TASK STATEMENT
Among the records below, find each line that includes the string "STEEPLE" and copy it.

DATA LISTING
━━━━━━━━━━

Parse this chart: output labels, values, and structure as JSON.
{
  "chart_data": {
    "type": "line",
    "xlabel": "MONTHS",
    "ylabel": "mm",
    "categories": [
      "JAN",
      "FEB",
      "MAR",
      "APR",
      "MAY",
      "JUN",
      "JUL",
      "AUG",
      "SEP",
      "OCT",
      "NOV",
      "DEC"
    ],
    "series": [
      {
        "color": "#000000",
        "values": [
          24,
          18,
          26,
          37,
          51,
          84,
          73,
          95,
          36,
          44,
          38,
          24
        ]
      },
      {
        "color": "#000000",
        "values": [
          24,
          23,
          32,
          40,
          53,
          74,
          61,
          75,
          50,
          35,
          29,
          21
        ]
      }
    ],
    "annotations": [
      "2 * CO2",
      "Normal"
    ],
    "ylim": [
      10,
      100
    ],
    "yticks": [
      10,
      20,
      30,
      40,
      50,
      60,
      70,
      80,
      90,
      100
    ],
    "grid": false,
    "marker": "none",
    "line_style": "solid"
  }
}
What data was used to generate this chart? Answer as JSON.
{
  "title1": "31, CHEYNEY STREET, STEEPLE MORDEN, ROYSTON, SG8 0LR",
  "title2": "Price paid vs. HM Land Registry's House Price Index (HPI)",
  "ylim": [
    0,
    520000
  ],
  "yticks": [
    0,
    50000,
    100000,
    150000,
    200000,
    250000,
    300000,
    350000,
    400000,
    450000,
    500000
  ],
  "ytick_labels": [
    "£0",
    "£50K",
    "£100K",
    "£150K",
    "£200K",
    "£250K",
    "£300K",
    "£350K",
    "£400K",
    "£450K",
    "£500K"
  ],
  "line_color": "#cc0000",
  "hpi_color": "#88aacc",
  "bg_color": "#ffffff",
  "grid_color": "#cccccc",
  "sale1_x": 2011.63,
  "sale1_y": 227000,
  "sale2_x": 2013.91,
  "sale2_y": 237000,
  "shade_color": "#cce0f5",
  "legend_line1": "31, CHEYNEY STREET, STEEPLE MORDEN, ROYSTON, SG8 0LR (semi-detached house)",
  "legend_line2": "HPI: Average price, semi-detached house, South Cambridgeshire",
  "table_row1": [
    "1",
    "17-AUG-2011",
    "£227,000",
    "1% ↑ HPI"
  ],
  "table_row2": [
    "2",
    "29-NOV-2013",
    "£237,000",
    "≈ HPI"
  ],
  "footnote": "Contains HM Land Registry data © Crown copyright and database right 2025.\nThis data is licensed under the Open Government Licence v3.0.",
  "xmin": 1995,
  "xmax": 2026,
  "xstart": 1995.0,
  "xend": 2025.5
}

━━━━━━━━━━

RESPONSE BELOW
  "title1": "31, CHEYNEY STREET, STEEPLE MORDEN, ROYSTON, SG8 0LR",
  "legend_line1": "31, CHEYNEY STREET, STEEPLE MORDEN, ROYSTON, SG8 0LR (semi-detached house)",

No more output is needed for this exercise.